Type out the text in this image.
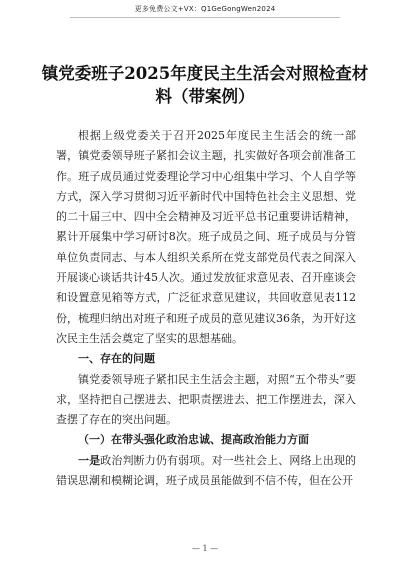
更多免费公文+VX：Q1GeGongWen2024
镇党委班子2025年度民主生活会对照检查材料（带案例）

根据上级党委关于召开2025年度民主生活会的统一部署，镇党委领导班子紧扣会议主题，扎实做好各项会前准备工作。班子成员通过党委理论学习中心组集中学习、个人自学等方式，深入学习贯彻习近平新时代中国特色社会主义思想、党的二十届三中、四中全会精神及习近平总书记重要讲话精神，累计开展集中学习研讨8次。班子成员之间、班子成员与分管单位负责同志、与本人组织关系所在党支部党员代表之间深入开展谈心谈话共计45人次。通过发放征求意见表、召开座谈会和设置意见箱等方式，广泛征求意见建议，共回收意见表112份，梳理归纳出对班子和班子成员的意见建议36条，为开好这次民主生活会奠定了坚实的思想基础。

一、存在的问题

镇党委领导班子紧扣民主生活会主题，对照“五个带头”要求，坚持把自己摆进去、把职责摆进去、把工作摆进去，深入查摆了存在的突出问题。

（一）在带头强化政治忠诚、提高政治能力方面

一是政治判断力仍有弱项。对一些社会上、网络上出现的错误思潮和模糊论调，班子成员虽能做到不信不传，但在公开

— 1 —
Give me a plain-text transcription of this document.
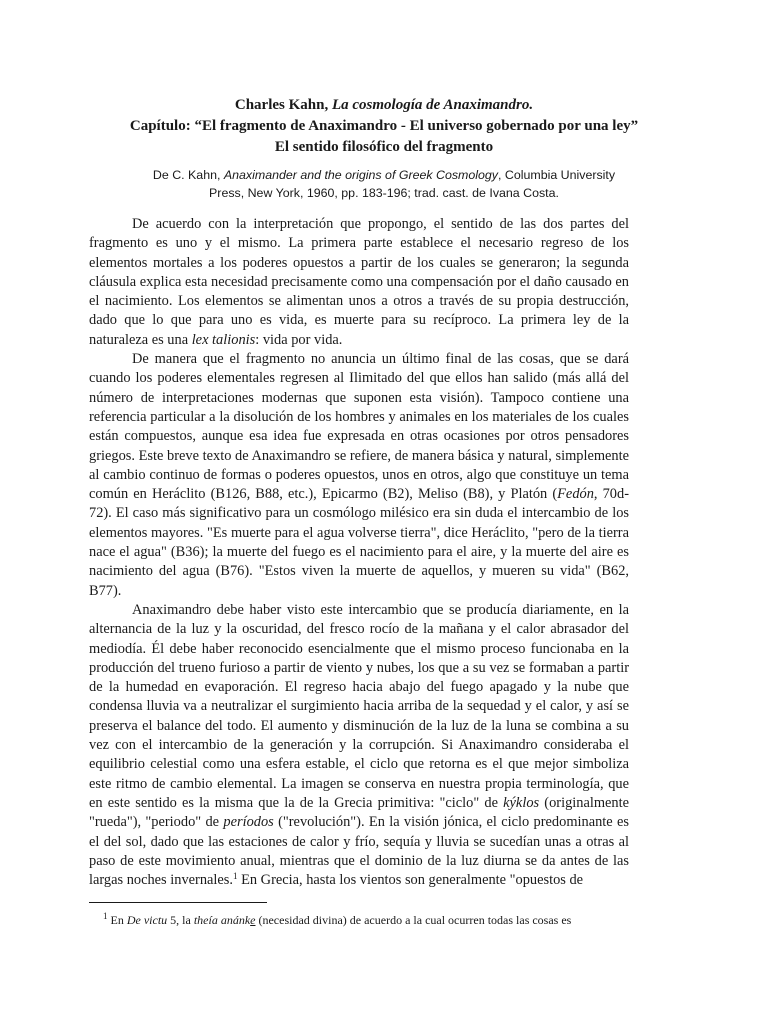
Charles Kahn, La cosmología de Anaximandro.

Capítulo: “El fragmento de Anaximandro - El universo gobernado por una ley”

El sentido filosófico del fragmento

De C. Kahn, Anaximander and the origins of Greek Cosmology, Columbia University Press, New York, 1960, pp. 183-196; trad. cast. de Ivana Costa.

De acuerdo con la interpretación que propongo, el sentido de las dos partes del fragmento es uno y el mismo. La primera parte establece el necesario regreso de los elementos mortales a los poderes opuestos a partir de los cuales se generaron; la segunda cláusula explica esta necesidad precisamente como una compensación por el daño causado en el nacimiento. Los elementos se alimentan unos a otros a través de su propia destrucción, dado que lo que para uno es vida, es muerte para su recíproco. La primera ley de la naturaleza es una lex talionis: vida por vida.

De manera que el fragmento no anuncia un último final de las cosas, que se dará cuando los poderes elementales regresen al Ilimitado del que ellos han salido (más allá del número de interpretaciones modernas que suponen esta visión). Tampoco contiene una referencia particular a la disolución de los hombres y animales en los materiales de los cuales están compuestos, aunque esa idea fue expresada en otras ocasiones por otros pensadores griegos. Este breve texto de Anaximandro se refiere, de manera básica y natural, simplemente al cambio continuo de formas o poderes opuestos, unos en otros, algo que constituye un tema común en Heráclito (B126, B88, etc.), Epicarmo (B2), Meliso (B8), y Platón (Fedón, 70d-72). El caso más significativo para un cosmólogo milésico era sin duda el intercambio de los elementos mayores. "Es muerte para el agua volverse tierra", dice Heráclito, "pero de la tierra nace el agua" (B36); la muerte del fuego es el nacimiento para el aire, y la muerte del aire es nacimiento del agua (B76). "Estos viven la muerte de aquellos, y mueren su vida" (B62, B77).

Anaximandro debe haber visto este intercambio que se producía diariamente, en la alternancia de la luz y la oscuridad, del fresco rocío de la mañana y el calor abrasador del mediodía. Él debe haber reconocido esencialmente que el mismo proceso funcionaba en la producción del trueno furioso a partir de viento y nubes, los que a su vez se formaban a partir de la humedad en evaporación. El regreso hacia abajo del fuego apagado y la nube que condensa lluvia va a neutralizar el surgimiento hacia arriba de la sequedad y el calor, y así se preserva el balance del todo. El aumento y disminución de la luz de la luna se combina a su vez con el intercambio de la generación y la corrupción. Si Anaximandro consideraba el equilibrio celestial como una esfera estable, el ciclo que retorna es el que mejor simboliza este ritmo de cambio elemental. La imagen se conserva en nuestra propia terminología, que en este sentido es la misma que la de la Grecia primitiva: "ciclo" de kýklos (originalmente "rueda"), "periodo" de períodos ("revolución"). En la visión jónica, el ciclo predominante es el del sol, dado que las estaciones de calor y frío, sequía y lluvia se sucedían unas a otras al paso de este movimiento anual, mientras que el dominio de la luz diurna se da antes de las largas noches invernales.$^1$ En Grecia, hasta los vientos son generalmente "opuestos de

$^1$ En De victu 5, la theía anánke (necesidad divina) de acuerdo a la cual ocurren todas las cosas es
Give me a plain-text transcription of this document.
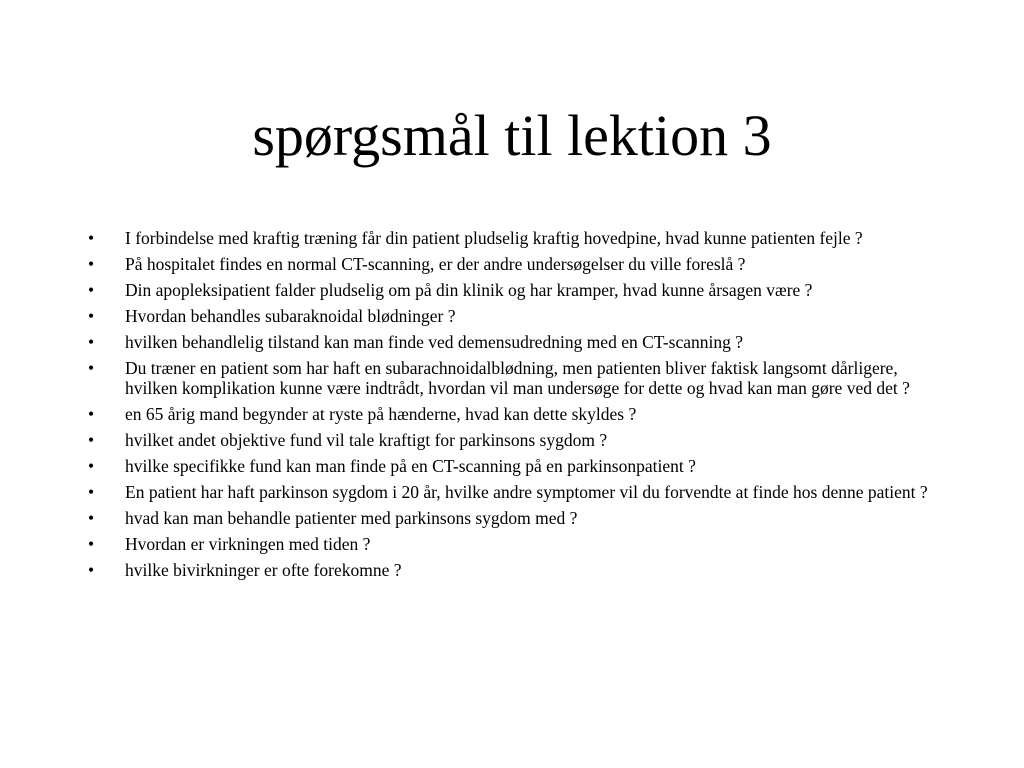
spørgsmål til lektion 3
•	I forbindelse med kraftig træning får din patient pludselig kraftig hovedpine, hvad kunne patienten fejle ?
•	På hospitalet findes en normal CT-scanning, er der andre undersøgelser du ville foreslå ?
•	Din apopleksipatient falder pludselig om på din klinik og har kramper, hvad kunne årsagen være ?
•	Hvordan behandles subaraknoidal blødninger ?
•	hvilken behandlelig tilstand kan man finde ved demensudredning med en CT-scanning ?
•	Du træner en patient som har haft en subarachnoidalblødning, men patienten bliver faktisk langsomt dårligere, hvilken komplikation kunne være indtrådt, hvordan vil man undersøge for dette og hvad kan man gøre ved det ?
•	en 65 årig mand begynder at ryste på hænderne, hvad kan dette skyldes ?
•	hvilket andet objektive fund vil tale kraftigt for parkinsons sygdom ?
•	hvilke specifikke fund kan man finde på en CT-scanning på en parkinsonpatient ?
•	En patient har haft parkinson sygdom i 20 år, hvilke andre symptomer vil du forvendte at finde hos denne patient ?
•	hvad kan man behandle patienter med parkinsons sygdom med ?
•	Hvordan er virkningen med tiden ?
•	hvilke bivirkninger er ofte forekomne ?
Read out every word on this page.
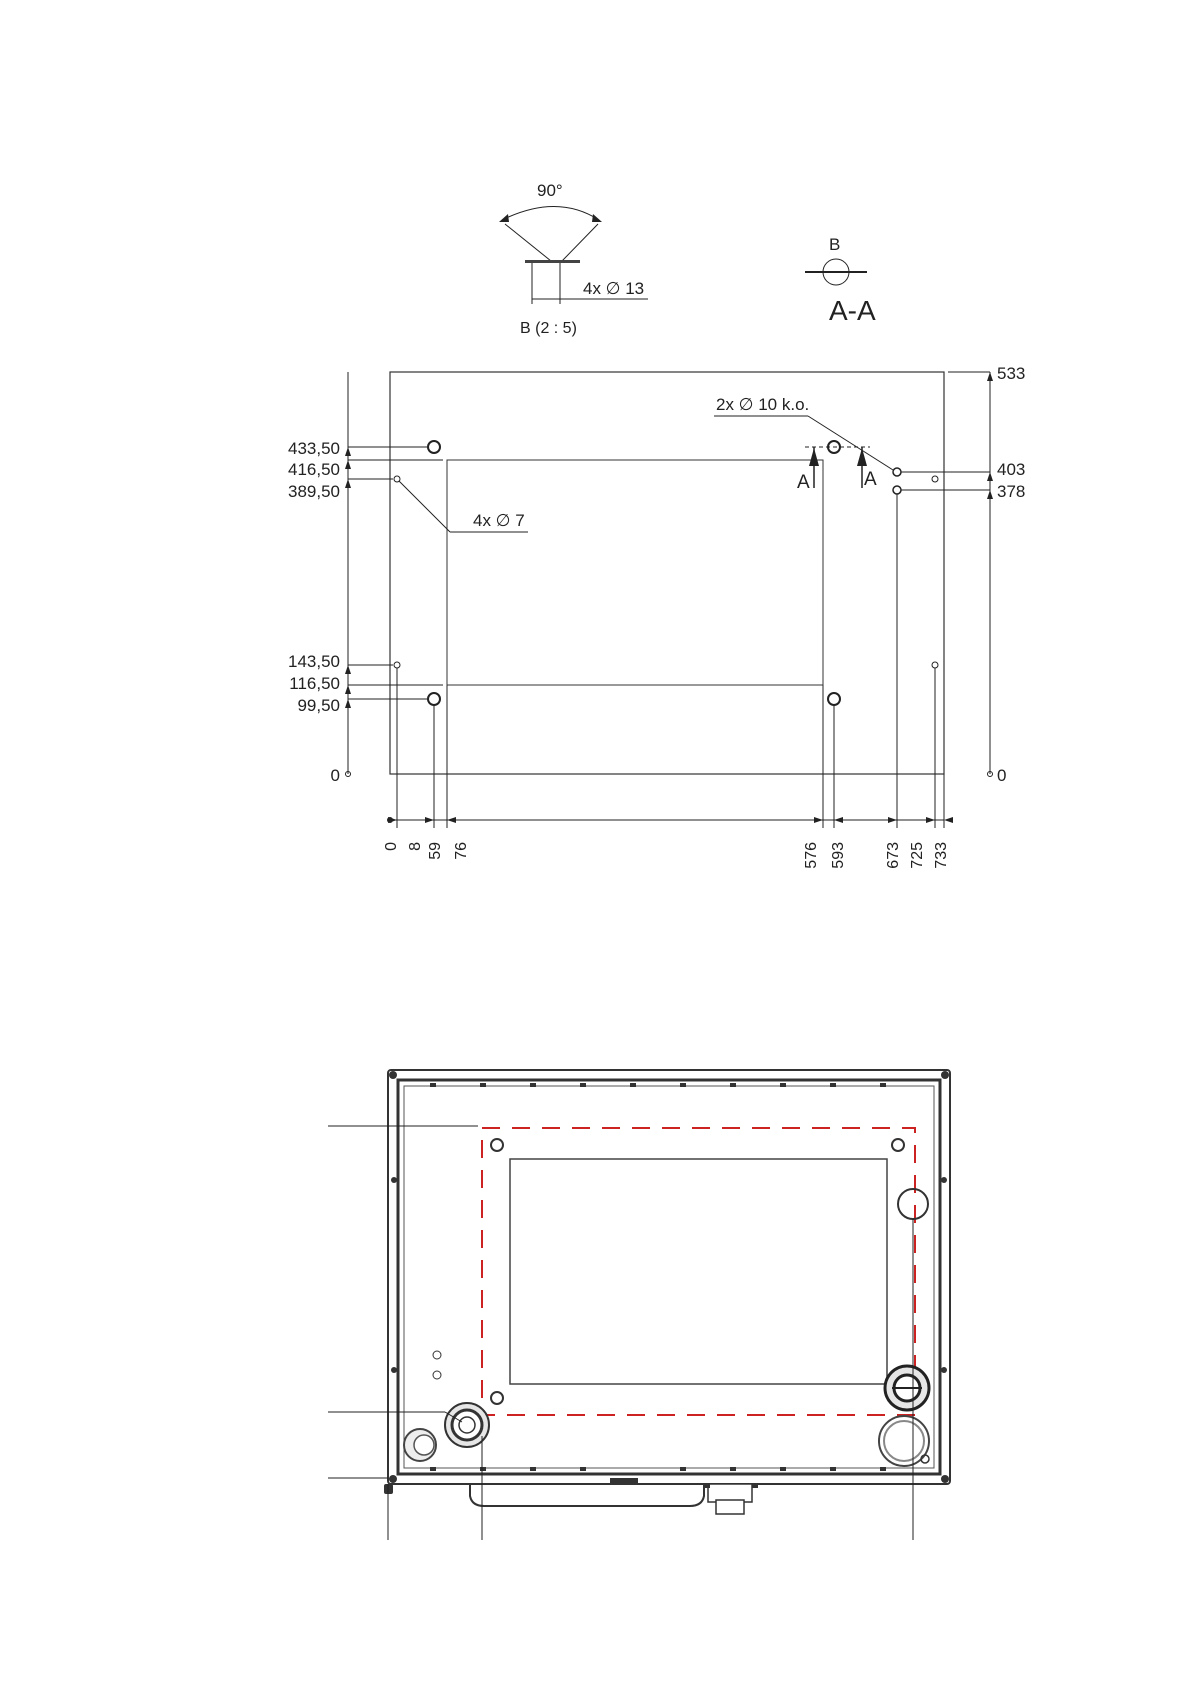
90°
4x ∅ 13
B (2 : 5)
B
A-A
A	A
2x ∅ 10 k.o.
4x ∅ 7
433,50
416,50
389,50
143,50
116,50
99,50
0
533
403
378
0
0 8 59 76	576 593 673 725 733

▶ **Task to carry out**: Repeat verbatim the range of lines that opens at the line containing "Read out every word on this page." and closes at the last line of the entries, excluding all pictures.

▶ **Final answer**:
Read out every word on this page.
90°
4x ∅ 13
B (2 : 5)
B
A-A
A	A
2x ∅ 10 k.o.
4x ∅ 7
433,50
416,50
389,50
143,50
116,50
99,50
0
533
403
378
0
0 8 59 76	576 593 673 725 733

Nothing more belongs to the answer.